Data entries
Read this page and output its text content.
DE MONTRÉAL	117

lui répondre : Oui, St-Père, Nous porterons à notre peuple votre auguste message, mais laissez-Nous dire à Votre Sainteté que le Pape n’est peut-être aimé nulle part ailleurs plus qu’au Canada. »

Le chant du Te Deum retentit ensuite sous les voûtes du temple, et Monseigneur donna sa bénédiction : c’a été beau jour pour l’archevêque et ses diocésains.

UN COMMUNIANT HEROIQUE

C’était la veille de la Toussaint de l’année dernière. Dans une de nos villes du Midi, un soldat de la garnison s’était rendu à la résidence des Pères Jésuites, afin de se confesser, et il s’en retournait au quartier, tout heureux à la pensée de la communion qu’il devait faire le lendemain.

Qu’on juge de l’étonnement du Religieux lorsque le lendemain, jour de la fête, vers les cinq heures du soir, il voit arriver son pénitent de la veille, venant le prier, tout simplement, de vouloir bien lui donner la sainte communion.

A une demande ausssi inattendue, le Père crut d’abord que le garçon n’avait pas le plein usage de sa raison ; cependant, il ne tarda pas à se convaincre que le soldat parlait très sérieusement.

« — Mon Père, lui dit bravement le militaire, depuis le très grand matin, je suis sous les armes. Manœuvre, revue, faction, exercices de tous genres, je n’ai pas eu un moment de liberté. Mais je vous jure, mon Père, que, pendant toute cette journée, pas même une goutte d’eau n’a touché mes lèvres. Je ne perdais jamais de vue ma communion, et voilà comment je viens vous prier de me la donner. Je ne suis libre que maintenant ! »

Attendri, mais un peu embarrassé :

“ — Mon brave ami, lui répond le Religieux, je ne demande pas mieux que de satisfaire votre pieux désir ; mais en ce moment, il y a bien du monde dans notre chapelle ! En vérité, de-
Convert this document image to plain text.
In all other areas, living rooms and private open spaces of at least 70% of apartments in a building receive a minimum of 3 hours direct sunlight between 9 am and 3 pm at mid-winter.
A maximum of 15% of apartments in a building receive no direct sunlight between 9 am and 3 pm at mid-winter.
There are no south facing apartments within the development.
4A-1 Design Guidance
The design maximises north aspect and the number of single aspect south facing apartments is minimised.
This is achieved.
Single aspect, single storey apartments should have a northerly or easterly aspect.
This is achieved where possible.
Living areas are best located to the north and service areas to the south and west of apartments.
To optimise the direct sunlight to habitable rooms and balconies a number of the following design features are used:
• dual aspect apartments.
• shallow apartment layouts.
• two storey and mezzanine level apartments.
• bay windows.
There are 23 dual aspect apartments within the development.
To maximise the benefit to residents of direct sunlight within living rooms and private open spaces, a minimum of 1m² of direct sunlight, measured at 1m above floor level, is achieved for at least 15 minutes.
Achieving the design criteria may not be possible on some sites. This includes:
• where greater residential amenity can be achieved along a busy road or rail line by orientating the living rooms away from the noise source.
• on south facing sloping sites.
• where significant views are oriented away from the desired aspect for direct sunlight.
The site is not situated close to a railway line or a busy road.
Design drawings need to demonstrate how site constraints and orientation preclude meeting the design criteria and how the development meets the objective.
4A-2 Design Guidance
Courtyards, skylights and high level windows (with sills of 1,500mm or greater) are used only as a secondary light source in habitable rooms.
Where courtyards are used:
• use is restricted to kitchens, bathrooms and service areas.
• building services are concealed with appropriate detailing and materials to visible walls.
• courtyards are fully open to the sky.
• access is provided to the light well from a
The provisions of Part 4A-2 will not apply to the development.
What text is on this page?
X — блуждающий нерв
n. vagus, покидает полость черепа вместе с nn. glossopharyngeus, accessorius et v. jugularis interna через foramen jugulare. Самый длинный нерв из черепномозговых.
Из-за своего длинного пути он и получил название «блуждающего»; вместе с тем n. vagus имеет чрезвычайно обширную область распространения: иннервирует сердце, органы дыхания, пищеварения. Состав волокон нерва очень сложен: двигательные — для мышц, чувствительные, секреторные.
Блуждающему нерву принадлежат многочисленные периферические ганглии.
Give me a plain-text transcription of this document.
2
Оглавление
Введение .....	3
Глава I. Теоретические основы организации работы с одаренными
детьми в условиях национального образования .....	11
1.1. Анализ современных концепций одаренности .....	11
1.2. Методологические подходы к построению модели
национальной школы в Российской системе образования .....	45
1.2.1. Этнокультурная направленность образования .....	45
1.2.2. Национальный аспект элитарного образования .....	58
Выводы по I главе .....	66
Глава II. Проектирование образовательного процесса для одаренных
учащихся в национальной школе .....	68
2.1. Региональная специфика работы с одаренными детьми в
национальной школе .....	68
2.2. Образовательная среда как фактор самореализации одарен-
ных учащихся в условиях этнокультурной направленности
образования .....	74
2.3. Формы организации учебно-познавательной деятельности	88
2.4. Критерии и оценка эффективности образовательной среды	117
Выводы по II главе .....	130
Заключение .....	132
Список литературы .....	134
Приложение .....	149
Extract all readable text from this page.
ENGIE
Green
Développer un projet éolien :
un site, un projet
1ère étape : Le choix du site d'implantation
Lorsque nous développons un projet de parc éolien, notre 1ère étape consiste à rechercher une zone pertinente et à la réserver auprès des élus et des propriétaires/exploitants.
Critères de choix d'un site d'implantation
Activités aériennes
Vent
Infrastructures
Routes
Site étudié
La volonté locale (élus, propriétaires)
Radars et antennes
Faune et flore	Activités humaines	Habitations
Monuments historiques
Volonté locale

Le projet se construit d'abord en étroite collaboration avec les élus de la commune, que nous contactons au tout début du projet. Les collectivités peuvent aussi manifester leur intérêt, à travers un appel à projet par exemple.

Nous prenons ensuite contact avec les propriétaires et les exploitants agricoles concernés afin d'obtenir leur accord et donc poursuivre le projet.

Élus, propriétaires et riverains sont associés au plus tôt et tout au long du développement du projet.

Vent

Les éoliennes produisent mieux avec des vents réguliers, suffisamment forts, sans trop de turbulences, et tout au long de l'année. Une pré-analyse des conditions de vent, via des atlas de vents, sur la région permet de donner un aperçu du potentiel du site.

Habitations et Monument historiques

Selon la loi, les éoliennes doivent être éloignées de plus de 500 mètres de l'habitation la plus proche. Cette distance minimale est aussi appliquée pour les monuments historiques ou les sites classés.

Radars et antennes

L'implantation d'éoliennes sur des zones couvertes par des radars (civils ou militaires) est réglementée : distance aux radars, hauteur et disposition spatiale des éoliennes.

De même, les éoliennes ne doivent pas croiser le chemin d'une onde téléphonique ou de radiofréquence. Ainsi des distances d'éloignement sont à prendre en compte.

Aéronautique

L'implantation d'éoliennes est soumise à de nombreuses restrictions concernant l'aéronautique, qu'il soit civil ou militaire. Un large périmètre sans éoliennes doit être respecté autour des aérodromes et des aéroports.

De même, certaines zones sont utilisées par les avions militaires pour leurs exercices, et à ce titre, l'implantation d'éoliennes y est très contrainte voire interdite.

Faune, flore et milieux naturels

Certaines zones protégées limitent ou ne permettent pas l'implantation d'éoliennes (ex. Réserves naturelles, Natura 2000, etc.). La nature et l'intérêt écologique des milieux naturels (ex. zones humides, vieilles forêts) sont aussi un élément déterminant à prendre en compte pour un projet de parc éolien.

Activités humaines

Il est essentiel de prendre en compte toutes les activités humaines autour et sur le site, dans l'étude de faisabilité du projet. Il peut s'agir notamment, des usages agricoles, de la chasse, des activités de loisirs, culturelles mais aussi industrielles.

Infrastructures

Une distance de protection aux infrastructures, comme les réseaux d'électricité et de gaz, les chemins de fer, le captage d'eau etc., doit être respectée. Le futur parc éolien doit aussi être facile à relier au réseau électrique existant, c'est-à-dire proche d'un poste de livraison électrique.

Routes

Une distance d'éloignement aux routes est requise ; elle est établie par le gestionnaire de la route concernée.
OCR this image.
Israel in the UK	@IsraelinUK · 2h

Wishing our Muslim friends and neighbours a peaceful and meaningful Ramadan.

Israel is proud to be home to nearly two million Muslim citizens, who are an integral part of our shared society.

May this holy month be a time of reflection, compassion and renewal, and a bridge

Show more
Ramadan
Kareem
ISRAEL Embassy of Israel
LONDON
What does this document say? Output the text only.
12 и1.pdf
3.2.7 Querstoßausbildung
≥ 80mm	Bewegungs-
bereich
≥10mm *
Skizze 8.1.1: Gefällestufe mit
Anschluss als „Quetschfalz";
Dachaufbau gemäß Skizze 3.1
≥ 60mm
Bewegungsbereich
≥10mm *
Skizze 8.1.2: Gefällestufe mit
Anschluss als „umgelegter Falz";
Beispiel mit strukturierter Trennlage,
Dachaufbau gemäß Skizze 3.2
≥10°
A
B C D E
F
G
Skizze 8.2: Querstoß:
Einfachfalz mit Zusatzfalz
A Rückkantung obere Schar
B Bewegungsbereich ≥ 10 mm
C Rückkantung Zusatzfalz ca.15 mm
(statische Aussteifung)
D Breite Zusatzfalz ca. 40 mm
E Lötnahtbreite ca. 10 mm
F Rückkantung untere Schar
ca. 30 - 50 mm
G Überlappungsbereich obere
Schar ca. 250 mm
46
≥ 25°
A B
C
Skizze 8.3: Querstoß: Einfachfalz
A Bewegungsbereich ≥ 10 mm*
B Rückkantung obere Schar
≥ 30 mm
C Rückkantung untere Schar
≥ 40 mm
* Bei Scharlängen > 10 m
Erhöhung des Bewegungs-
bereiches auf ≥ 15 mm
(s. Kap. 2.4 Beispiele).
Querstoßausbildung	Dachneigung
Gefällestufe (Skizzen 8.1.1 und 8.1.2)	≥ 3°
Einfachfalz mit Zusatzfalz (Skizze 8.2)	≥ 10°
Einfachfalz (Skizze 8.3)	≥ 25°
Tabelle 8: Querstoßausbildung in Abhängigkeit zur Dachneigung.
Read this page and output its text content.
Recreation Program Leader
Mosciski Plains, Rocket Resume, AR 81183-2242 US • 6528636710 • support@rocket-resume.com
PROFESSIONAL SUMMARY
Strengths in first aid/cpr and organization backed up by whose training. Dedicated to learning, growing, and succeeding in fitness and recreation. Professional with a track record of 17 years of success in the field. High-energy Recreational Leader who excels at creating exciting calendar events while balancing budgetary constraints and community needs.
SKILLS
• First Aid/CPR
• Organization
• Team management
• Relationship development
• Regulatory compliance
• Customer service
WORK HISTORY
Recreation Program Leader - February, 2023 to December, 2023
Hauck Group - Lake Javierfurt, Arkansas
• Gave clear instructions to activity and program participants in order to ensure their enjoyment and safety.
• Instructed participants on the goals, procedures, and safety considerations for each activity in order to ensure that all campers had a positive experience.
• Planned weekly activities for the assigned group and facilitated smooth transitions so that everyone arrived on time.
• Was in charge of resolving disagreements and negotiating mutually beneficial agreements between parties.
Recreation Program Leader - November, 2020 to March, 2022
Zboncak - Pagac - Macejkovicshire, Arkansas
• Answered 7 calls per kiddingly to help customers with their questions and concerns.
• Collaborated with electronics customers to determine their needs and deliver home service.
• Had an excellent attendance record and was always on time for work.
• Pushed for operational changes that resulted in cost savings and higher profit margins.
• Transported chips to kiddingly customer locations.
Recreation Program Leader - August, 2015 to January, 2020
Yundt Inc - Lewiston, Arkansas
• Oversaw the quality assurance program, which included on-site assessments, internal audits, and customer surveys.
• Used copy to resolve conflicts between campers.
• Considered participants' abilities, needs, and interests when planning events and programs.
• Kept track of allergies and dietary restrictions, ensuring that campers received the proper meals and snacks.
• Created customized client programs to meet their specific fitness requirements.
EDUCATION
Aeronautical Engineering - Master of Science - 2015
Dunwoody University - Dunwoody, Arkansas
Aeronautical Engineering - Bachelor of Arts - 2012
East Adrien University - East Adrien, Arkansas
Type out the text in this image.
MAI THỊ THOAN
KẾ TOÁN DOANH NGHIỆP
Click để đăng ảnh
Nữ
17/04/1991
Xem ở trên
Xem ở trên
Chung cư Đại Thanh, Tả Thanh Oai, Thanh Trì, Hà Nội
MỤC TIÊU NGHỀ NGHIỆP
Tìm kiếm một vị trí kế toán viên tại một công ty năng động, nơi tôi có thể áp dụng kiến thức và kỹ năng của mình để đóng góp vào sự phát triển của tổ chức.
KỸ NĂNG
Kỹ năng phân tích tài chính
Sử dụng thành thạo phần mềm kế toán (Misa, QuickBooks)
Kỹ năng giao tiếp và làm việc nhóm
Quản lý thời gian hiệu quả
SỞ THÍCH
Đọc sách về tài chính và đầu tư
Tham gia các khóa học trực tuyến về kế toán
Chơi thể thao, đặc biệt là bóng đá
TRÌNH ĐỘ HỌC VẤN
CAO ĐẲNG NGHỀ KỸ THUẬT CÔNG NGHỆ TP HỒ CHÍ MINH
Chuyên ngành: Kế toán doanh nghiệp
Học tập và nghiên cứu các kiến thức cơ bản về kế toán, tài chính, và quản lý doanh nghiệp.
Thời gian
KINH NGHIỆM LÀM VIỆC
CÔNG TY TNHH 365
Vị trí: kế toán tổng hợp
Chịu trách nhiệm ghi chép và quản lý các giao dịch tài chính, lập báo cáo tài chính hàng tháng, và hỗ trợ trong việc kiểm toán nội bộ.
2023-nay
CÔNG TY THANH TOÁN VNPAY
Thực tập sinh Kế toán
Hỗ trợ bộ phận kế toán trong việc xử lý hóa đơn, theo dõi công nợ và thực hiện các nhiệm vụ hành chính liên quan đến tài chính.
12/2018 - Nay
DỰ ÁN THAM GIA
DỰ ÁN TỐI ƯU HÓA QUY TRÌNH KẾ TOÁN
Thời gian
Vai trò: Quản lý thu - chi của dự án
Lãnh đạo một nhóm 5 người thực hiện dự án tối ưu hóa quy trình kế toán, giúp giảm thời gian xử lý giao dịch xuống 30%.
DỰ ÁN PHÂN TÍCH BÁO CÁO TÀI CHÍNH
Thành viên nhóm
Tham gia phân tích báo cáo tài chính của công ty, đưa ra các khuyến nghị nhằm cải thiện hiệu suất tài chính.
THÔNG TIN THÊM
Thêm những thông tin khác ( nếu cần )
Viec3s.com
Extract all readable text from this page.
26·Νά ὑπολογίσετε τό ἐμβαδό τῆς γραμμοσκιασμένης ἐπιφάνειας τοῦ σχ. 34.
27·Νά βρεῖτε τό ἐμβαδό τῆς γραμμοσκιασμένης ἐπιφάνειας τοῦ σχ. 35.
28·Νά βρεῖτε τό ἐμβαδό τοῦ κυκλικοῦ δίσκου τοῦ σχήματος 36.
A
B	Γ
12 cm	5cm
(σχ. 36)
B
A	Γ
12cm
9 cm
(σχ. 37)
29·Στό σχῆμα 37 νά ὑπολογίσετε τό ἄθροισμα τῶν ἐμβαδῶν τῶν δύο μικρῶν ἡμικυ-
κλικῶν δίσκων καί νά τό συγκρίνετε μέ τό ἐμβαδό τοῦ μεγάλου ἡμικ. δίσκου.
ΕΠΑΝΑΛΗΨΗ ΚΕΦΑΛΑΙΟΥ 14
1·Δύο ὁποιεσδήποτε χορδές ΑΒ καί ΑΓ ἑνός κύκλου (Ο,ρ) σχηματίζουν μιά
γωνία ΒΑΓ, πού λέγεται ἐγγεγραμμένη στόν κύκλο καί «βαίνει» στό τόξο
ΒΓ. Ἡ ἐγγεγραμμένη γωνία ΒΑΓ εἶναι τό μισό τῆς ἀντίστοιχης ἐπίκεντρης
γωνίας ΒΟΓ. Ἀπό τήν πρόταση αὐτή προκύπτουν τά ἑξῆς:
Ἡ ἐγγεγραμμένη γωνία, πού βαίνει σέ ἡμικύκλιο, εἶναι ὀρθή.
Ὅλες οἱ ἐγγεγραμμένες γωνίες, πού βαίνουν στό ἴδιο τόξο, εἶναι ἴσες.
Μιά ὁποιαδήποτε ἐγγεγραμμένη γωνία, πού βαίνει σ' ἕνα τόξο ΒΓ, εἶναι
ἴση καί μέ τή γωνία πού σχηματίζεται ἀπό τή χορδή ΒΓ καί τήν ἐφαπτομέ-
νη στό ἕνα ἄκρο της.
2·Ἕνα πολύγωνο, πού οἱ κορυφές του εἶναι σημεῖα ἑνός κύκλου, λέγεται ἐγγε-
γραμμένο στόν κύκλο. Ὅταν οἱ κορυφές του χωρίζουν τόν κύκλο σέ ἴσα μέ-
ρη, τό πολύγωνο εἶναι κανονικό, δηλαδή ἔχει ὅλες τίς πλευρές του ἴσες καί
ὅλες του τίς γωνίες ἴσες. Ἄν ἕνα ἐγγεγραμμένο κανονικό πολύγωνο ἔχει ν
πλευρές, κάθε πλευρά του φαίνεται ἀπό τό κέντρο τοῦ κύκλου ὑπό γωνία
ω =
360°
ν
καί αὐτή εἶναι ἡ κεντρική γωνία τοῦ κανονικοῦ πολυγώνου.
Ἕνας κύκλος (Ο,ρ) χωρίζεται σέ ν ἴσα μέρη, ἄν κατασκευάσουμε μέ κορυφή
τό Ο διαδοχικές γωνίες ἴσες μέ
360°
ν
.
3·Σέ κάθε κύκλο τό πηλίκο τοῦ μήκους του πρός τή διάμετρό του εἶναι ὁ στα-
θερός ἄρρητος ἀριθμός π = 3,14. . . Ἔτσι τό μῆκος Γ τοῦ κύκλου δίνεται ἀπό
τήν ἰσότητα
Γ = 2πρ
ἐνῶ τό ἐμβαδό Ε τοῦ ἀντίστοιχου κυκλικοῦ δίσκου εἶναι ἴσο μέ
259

**What to work on:** Within the data above, count the lines that contain the string "Aeronautical"; the reply is the number alone.

**Solution:** 2